THE PROBLEM: Select all lines in the records that include "name".

Data entries for graphics:
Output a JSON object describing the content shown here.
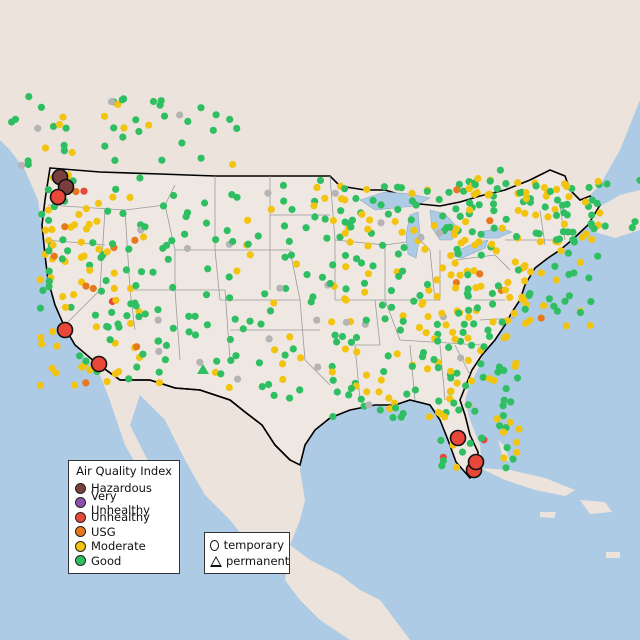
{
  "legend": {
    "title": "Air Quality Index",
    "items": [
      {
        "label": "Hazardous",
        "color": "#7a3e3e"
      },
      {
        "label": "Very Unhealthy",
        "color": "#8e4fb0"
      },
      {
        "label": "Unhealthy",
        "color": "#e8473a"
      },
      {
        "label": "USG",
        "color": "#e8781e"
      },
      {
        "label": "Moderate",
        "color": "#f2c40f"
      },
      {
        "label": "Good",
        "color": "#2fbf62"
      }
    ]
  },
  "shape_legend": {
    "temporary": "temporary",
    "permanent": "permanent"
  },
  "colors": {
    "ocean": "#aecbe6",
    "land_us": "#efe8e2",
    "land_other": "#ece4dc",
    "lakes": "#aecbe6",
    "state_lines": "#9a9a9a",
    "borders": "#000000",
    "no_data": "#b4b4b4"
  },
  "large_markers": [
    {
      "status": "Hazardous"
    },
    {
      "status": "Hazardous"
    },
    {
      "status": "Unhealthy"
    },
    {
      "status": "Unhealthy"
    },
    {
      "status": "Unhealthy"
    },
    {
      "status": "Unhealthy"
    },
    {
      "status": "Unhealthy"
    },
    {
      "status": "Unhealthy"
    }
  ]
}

--

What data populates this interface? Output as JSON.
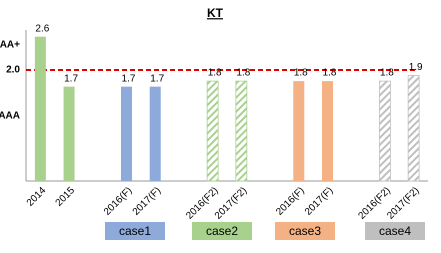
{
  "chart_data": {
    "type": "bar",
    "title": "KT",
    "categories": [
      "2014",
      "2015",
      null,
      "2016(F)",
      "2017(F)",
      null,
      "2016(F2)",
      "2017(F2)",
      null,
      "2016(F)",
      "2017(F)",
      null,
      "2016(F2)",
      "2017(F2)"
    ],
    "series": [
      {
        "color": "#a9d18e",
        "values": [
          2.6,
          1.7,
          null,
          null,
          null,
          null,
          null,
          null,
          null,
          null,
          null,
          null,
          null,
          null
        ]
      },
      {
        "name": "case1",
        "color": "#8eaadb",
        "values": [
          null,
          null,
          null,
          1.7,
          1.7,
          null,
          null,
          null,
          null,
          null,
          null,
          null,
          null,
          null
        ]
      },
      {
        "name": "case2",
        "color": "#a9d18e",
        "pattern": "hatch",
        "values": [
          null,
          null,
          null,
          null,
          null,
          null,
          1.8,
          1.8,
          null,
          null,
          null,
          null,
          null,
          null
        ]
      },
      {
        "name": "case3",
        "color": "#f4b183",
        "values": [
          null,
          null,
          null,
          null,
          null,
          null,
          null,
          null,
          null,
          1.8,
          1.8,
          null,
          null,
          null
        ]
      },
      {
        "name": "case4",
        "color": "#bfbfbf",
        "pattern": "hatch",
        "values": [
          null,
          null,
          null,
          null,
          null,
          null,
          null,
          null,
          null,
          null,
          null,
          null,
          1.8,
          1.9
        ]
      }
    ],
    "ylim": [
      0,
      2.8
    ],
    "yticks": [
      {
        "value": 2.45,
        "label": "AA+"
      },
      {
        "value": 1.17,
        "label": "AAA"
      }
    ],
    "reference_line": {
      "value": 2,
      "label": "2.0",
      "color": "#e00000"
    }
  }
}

...

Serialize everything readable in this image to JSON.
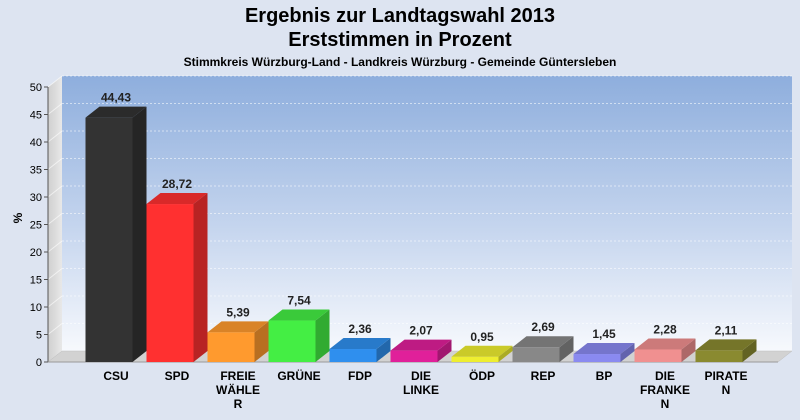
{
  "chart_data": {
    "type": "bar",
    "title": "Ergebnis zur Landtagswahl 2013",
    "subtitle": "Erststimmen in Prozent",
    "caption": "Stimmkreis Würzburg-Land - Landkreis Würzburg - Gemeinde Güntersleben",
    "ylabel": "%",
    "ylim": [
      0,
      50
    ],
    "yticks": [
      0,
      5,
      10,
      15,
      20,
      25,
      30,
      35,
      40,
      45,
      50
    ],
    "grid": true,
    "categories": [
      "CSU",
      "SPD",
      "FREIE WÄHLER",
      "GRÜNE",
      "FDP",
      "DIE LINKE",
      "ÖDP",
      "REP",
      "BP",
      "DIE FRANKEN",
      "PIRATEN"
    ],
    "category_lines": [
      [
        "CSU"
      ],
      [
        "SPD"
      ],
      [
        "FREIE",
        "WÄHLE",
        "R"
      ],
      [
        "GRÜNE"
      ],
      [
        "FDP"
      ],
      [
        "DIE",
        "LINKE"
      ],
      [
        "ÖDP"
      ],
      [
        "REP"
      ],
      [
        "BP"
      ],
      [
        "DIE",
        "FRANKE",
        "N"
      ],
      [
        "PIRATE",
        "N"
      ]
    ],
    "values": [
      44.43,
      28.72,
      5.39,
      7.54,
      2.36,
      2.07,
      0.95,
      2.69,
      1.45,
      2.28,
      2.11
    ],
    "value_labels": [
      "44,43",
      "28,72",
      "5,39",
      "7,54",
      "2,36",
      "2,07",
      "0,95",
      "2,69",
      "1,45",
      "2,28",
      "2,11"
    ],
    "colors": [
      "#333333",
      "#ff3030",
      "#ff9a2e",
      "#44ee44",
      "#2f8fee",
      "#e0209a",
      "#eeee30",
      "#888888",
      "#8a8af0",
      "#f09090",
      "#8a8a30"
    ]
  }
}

FULL ANSWER:
        "name": "case1",
        "name": "case2",
        "name": "case3",
        "name": "case4",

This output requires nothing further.